==== Source text
It Sure Seems Like Florida And Georgia Lied About Their Infection Rates
Florida and Georgia are petulant, entitled quarantine protesters embodied as states. Since this all started, both states have been frantically searching for an excuse to end their quarantines as fast as possible and get back to life as usual despite a rampaging virus that's killing people. If there were are any states who seemed the most likely to have falsified data to justify reopening sooner than they should, it's them -- and boy, did they ever falsify themselves some data. Both states have been credibly accused of doctoring their numbers to make it seem like their strategy of doing as little as humanly possible to stop the spread of COVID-19 was actually the best strategy.
In the case of Georgia, there was, for a brief period, a little bit of wiggle room where you can possibly, maybe give them the benefit of the doubt. Georgia's Department of Public Health claimed that the number of infections had dropped every day for two weeks straight across five counties when, actually, there was no discernible downward trend at all. Hey, could have been human error, right? State officials apologized for the mistake after everyone on the Internet made fun of them for trying to pull off such a bold and blatant lie. The wiggle room closes up pretty quickly when everyone realized this was the third time they got caught doing this.
Georgia's opening up now so everyone can get their haircuts and Applebee's fixes, yet extremely evil governor Brian Kemp is using the virus as an excuse to cancel an election for state Supreme Court. Doing so gives him the power to appoint another Republican to the seat who'll hold the position for the next two years. This asshole thinks it's safe enough to get drunk at a bar with your bros but not safe enough to maintain basic democratic principles. Cool.
========
==== Data for analysis
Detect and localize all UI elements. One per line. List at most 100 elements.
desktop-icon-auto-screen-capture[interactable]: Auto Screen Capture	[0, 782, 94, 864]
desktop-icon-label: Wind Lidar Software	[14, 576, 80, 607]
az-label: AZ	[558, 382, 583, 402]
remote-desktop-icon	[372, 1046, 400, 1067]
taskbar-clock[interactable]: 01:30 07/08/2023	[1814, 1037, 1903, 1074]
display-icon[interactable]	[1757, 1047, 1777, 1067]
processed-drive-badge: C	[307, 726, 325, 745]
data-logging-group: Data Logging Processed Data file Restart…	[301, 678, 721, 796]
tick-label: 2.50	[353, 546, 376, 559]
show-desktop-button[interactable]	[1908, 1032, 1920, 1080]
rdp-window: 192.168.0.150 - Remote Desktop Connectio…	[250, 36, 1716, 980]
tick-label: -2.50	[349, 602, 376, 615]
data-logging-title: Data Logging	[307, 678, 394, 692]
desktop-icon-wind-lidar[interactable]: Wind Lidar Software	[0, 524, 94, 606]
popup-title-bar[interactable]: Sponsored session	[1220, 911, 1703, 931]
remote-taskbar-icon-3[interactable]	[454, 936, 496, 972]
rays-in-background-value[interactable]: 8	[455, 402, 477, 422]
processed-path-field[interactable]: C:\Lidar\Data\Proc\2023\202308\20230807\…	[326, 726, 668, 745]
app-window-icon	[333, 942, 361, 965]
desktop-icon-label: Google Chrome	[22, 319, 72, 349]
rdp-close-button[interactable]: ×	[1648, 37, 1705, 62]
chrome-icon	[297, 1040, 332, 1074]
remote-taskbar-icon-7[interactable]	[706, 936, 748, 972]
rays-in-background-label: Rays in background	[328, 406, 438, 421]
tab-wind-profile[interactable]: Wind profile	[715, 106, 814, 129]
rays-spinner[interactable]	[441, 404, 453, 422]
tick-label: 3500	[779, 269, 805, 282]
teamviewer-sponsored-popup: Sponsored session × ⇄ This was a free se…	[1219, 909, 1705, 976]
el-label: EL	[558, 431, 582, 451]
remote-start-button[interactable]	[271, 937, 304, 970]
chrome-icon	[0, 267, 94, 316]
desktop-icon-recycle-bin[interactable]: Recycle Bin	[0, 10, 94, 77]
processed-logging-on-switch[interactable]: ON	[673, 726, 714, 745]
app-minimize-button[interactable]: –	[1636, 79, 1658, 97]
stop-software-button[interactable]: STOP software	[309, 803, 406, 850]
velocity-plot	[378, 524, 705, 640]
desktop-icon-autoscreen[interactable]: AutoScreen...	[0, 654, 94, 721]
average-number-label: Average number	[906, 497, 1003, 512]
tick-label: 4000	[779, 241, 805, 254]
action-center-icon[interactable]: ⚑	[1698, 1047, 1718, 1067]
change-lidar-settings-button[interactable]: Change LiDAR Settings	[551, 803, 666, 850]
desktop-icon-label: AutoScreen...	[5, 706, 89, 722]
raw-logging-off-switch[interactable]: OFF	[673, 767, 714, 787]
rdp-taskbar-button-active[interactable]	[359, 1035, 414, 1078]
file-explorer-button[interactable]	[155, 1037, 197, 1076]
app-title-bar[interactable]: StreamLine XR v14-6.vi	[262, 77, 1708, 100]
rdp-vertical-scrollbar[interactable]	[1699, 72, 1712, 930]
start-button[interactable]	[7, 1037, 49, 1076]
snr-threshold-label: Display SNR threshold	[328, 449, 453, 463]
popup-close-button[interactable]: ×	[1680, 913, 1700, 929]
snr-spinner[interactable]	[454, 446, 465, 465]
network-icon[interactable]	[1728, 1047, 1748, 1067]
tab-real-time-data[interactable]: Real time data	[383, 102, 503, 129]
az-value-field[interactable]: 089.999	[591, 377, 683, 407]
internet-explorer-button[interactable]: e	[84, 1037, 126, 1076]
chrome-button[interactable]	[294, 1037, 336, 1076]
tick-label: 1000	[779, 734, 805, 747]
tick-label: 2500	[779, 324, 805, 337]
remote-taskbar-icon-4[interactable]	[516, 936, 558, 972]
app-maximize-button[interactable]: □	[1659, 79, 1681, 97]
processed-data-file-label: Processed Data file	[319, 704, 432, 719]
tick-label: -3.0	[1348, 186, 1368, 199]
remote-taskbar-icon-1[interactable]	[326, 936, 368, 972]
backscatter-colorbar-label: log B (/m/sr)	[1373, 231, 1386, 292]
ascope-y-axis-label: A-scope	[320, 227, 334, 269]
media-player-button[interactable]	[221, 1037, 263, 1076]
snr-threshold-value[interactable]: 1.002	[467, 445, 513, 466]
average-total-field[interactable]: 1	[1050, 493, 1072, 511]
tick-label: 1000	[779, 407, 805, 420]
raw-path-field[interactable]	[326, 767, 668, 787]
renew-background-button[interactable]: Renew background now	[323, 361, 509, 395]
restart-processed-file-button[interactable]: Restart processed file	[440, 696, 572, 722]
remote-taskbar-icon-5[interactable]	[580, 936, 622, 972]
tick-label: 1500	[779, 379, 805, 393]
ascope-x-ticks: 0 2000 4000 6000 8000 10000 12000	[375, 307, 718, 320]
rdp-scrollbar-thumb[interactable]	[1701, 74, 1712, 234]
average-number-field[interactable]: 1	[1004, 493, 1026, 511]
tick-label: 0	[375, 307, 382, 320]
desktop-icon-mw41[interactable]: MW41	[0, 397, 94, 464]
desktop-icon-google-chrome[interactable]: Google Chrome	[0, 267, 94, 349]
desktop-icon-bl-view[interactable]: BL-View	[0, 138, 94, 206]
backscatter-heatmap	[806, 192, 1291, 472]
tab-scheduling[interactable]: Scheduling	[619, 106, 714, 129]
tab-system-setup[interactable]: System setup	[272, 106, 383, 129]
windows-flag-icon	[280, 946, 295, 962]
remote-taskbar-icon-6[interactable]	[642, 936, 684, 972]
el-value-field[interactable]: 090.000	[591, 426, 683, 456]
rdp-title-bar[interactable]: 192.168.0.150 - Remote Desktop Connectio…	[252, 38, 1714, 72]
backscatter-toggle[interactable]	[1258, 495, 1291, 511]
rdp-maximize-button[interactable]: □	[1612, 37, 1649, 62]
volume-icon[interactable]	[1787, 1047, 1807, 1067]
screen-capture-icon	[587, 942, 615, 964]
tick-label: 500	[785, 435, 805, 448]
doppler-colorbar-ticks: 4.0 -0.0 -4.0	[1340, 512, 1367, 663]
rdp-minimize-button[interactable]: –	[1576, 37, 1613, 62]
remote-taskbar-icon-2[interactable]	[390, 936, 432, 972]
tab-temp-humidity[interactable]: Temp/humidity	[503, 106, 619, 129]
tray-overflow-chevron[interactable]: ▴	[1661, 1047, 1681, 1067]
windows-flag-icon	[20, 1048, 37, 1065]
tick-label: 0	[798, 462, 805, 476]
========
# Tasks to complete
a. Update the infection-rates article starting with "It Sure Seems" and going on through "the best strategy.", with "data" changed to "figures".
b. Take the infection-rates article about Florida and Georgia further, picking up after its last sentence.
The entries have no connection to the infection-rates article.

# Exercise results
a.
It Sure Seems Like Florida And Georgia Lied About Their Infection Rates
Florida and Georgia are petulant, entitled quarantine protesters embodied as states. Since this all started, both states have been frantically searching for an excuse to end their quarantines as fast as possible and get back to life as usual despite a rampaging virus that's killing people. If there were are any states who seemed the most likely to have falsified figures to justify reopening sooner than they should, it's them -- and boy, did they ever falsify themselves some figures. Both states have been credibly accused of doctoring their numbers to make it seem like their strategy of doing as little as humanly possible to stop the spread of COVID-19 was actually the best strategy.

b.
Florida's case is, somehow, impossibly, much more blatantly evil. It revolves around a woman named Rebekah Jones, who built Florida's highly praised COVID-19 data tracking tool entirely by herself. She said she worked on it for 16 hours a day for two months and wasn't even paid for most of her time. Her reward was a swift kick in the ass out the door. She says she was fired for refusing to change the sad, bleak numbers to fun happy numbers to drum up support for reopening.
On top of that, Florida has been routinely undercounting the number of coronavirus-related deaths by only counting the deaths of Florida residents. Florida has a huge population of people from the frozen tundra of the North who fly south to wait out the cold for a few months. But because they're not residents, their deaths don't count. The state should be counting all the deaths that happen on their soil, not just the ones who are year-round Floridians. All told, there's no way to actually know how many people have been infected by the coronavirus or have died from it in Florida. But they're using their lower numbers to justify reopening. That's the kind of top-notch leadership you'd expect from the state deemed the WWE an essential business.